Records:
▼
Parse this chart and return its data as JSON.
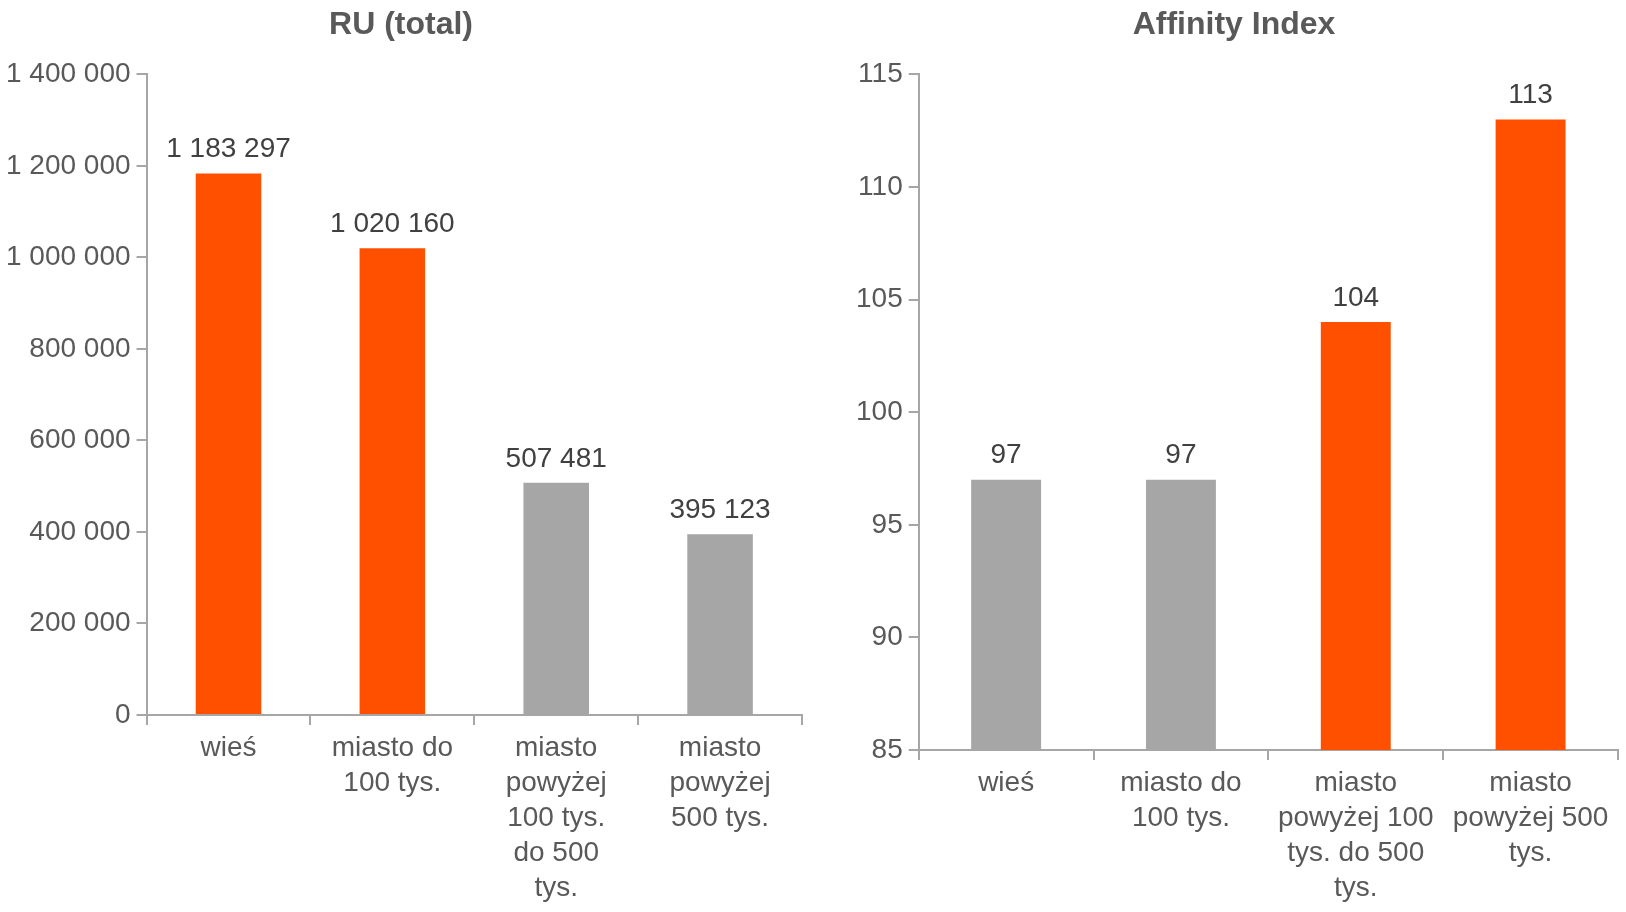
{
  "chart_data": [
    {
      "type": "bar",
      "title": "RU (total)",
      "categories": [
        "wieś",
        "miasto do 100 tys.",
        "miasto powyżej 100 tys. do 500 tys.",
        "miasto powyżej 500 tys."
      ],
      "values": [
        1183297,
        1020160,
        507481,
        395123
      ],
      "colors": [
        "#ff5000",
        "#ff5000",
        "#a6a6a6",
        "#a6a6a6"
      ],
      "ylim": [
        0,
        1400000
      ],
      "yticks": [
        0,
        {
          "value": 200000,
          "label": "200 000"
        },
        {
          "value": 400000,
          "label": "400 000"
        },
        {
          "value": 600000,
          "label": "600 000"
        },
        {
          "value": 800000,
          "label": "800 000"
        },
        {
          "value": 1000000,
          "label": "1 000 000"
        },
        {
          "value": 1200000,
          "label": "1 200 000"
        },
        {
          "value": 1400000,
          "label": "1 400 000"
        }
      ],
      "value_labels": [
        "1 183 297",
        "1 020 160",
        "507 481",
        "395 123"
      ],
      "grid": false,
      "legend": false
    },
    {
      "type": "bar",
      "title": "Affinity Index",
      "categories": [
        "wieś",
        "miasto do 100 tys.",
        "miasto powyżej 100 tys. do 500 tys.",
        "miasto powyżej 500 tys."
      ],
      "values": [
        97,
        97,
        104,
        113
      ],
      "colors": [
        "#a6a6a6",
        "#a6a6a6",
        "#ff5000",
        "#ff5000"
      ],
      "ylim": [
        85,
        115
      ],
      "yticks": [
        85,
        90,
        95,
        100,
        105,
        110,
        115
      ],
      "data_labels": true,
      "grid": false,
      "legend": false
    }
  ]
}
▲
■ **Work instructions**
Repeat the listing above exactly, with no pictures.

■ **Solution to this problem**
Parse this chart and return its data as JSON.
{
  "chart_data": [
    {
      "type": "bar",
      "title": "RU (total)",
      "categories": [
        "wieś",
        "miasto do 100 tys.",
        "miasto powyżej 100 tys. do 500 tys.",
        "miasto powyżej 500 tys."
      ],
      "values": [
        1183297,
        1020160,
        507481,
        395123
      ],
      "colors": [
        "#ff5000",
        "#ff5000",
        "#a6a6a6",
        "#a6a6a6"
      ],
      "ylim": [
        0,
        1400000
      ],
      "yticks": [
        0,
        {
          "value": 200000,
          "label": "200 000"
        },
        {
          "value": 400000,
          "label": "400 000"
        },
        {
          "value": 600000,
          "label": "600 000"
        },
        {
          "value": 800000,
          "label": "800 000"
        },
        {
          "value": 1000000,
          "label": "1 000 000"
        },
        {
          "value": 1200000,
          "label": "1 200 000"
        },
        {
          "value": 1400000,
          "label": "1 400 000"
        }
      ],
      "value_labels": [
        "1 183 297",
        "1 020 160",
        "507 481",
        "395 123"
      ],
      "grid": false,
      "legend": false
    },
    {
      "type": "bar",
      "title": "Affinity Index",
      "categories": [
        "wieś",
        "miasto do 100 tys.",
        "miasto powyżej 100 tys. do 500 tys.",
        "miasto powyżej 500 tys."
      ],
      "values": [
        97,
        97,
        104,
        113
      ],
      "colors": [
        "#a6a6a6",
        "#a6a6a6",
        "#ff5000",
        "#ff5000"
      ],
      "ylim": [
        85,
        115
      ],
      "yticks": [
        85,
        90,
        95,
        100,
        105,
        110,
        115
      ],
      "data_labels": true,
      "grid": false,
      "legend": false
    }
  ]
}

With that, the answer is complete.